*Письменное задание 1*: Согласно фрагменту документа о Гоголе, в кого превращается веселый вакуловский чертик, побежденный кузнецом?

*Фрагмент документа*:

┌──

От веселого вакуловского чертика, так легко лихим кузнецом побежденного и даже превращенного в своеобразного Конька-Горбунка, привезшего Вакулу по воздуху во дворец к самой матушке Государыне Екатерине Великой; через страшного Вия и сказочного великана-мстителя из «Страшной мести» – по многим творениям Гоголя проходит этот мотив потусторонней страшной силы, силы зла. Веселый чертик превращается в Духа Зла, и веселый сатирик – в запуганного ужасом смерти человека, человека, трепещущего в страхе за загробную участь своей души.
Гоголь умер в 1853 году, но уже за пять лет до своей смерти, в 1847 г. в «Переписке» с друзьями, он разительно меняется. Он оставляет свой боговдохновенный литературный дар и старается, и беспомощно не умеет стать моралистом.

└──

*Фрагменты записей*:
┌──

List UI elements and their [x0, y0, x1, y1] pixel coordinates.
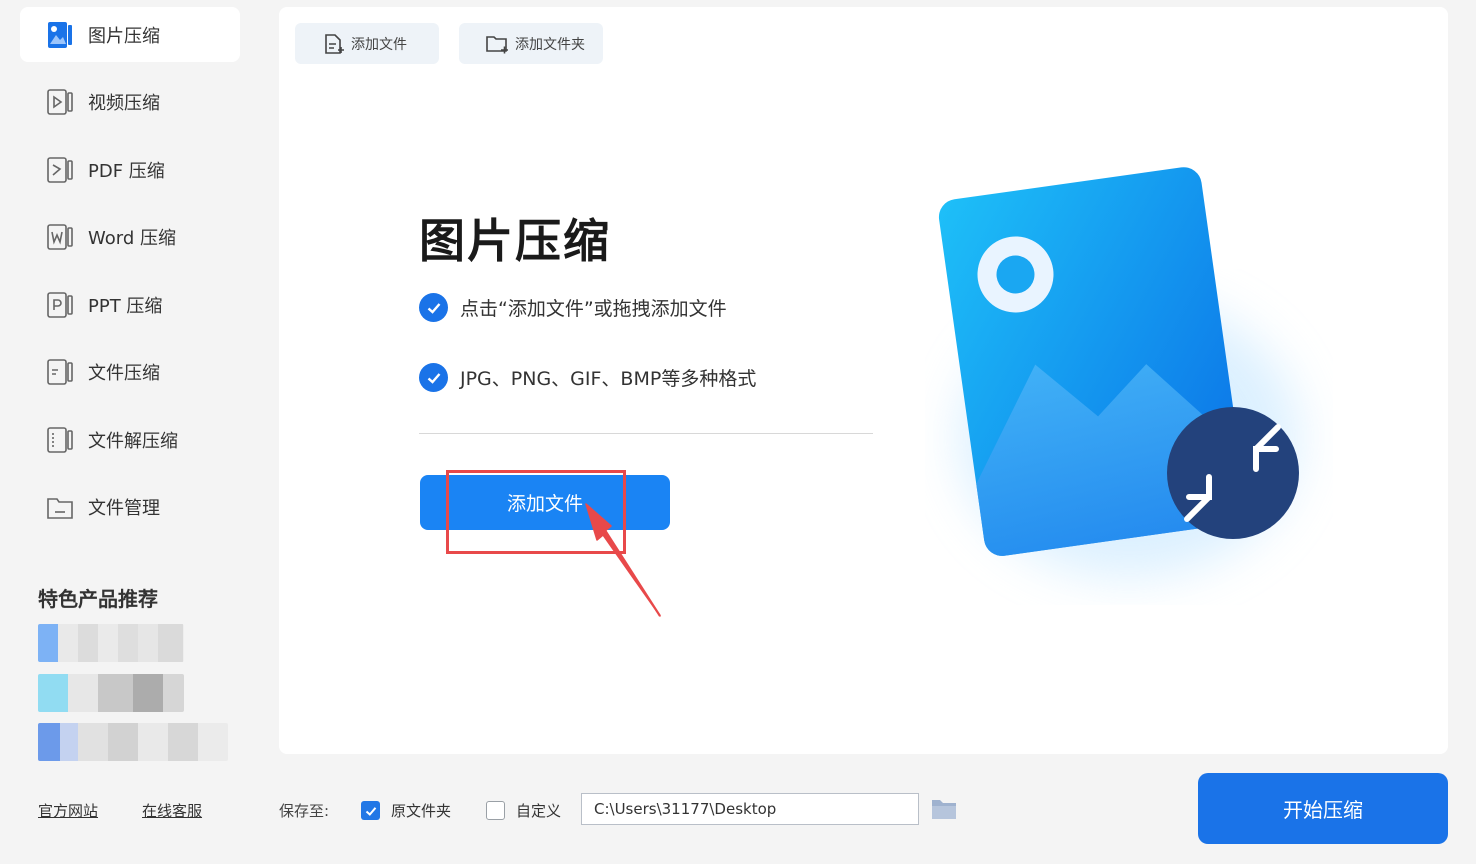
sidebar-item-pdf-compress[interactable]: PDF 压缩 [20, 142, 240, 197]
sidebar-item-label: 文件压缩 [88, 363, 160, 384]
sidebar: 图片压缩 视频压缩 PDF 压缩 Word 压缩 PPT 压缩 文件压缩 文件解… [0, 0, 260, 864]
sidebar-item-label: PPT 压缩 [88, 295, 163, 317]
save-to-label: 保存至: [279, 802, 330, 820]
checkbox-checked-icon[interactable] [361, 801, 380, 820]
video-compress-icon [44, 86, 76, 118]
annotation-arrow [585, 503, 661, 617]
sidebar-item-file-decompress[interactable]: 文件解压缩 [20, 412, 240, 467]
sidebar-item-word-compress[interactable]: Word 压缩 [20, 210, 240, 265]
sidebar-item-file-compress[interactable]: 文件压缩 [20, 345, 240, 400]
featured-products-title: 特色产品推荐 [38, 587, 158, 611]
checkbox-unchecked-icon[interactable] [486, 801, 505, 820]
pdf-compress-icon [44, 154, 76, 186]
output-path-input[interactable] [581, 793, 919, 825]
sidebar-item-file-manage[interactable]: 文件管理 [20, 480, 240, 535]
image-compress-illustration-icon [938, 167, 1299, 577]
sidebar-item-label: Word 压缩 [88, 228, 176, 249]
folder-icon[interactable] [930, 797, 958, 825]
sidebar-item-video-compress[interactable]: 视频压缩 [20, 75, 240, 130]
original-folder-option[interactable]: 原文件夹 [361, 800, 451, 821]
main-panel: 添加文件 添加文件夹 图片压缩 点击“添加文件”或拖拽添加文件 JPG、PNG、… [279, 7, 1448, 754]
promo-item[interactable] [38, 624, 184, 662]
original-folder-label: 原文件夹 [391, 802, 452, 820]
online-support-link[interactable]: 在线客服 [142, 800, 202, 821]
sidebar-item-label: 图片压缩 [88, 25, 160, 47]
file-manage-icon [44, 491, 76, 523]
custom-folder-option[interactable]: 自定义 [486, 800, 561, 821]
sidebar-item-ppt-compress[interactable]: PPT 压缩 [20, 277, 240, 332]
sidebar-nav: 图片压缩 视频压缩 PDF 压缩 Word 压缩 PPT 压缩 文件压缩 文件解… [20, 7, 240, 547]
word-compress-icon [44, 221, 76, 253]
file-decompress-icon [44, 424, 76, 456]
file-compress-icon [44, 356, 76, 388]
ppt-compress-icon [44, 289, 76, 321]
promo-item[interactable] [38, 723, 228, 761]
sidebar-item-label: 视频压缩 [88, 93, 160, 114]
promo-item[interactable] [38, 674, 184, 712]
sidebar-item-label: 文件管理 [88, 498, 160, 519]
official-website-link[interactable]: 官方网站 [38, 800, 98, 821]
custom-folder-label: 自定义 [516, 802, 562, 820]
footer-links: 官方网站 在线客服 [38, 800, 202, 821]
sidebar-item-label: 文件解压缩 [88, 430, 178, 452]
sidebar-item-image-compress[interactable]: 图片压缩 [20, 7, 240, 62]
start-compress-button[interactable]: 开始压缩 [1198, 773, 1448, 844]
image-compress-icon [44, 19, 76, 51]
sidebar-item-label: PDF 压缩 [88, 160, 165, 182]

└──
┌──

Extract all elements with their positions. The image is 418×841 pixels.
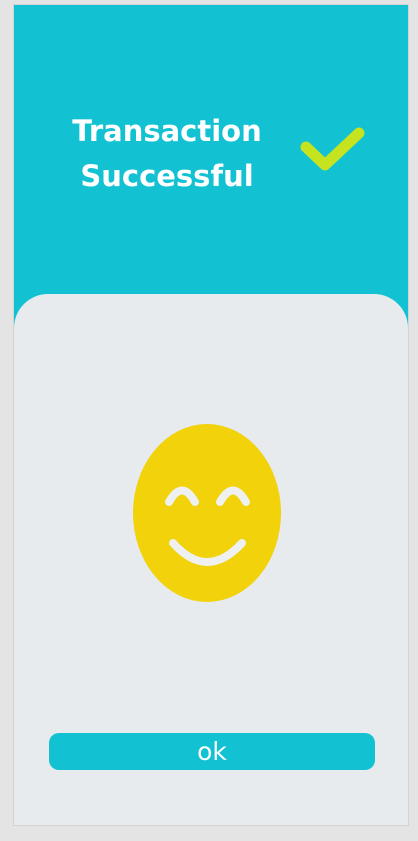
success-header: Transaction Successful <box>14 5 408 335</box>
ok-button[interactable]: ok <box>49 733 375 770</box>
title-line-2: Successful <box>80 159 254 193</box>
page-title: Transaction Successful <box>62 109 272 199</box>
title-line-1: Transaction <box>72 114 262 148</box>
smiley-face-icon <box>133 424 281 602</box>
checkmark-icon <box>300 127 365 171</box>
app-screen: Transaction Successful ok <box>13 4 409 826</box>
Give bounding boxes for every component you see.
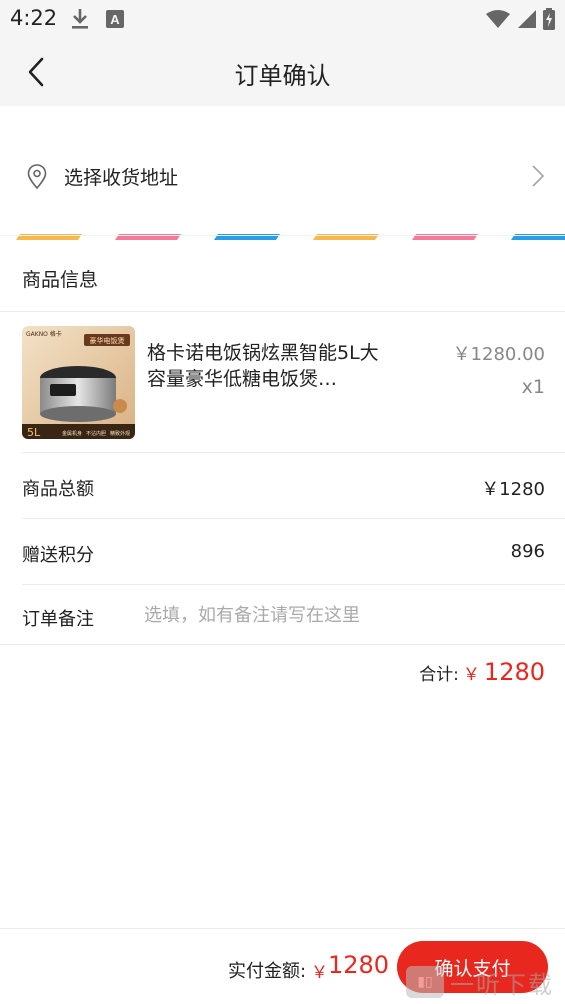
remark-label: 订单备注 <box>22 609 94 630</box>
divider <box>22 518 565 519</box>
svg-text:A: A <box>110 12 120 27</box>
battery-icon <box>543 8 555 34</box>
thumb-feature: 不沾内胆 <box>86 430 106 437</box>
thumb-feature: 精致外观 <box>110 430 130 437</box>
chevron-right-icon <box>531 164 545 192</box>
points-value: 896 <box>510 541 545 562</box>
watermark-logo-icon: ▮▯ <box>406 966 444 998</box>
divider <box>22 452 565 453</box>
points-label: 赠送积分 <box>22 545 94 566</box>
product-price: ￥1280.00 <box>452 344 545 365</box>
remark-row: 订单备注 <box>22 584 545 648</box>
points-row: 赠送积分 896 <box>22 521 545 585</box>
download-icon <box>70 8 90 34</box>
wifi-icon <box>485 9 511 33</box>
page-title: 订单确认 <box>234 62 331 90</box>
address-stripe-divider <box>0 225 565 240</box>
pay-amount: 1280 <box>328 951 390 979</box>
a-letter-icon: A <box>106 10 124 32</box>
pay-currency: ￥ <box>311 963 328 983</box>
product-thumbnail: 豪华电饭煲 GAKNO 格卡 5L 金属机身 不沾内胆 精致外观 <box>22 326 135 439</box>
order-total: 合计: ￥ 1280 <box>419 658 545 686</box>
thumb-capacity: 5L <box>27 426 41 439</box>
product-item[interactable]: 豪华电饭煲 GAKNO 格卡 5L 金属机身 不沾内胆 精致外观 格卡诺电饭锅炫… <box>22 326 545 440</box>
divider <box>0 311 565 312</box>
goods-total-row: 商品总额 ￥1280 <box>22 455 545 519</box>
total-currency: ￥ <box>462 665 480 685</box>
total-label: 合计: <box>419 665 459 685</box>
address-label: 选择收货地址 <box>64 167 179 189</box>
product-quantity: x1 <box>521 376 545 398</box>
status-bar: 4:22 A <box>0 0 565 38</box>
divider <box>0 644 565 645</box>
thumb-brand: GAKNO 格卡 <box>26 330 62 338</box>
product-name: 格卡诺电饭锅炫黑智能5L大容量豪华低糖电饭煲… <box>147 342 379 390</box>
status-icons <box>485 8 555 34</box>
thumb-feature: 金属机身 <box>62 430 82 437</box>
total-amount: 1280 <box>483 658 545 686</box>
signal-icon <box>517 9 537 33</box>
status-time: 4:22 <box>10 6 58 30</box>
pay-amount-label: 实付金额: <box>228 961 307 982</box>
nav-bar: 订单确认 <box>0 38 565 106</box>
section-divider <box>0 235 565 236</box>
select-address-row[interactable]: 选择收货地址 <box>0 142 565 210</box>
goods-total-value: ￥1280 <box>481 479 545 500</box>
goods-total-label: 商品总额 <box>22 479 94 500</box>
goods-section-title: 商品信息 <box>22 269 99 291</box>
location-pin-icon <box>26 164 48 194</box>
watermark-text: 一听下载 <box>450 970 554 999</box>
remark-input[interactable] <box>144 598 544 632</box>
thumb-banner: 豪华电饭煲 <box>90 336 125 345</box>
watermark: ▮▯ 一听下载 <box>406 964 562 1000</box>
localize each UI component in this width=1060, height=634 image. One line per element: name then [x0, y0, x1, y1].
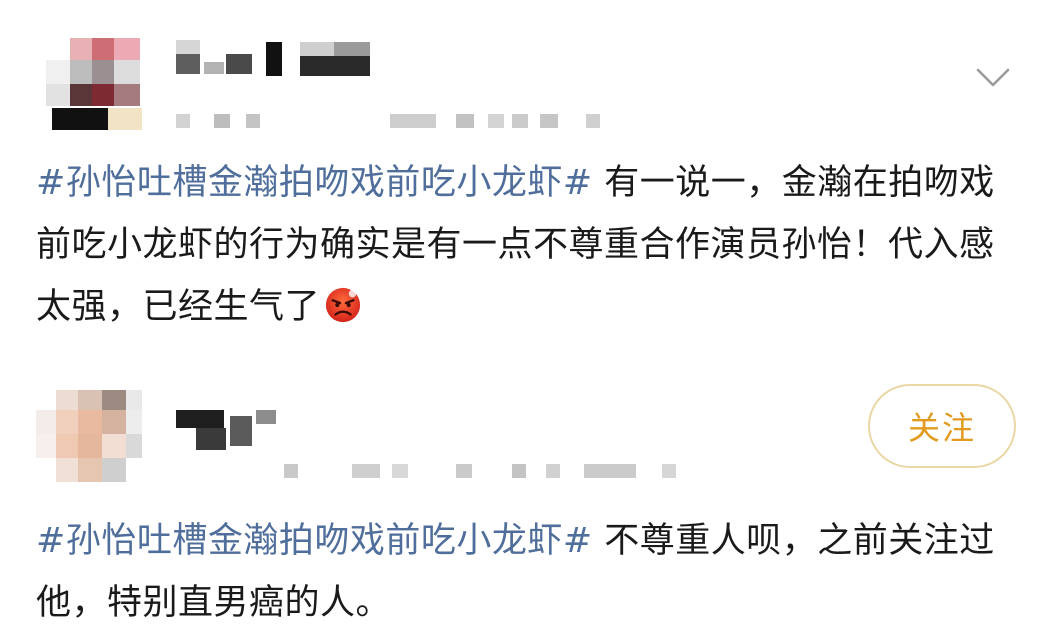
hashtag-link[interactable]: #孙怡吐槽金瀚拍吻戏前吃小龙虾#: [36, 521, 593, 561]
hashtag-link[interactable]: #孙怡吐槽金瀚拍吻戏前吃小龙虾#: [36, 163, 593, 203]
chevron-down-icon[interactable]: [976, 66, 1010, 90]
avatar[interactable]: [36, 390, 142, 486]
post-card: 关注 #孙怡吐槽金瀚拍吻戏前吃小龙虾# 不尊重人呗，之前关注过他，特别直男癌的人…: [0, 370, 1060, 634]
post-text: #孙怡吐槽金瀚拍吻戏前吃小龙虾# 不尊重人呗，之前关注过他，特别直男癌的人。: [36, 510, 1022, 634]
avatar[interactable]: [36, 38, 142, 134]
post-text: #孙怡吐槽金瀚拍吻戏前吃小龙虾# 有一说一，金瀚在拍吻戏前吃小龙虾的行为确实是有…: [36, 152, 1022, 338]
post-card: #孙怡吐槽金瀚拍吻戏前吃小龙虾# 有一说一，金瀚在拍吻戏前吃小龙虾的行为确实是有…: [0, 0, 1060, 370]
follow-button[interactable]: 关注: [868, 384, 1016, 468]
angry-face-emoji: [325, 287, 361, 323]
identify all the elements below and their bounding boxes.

└──

*Письменное задание 2*: Подсчитайте, сколько строк в записях выше содержат строку «金属机身», учитывая регистр букв. В ответе укажите только число.

*Итоговый ответ 1*: В своеобразного Конька-Горбунка.

*Итоговый ответ 2*: 3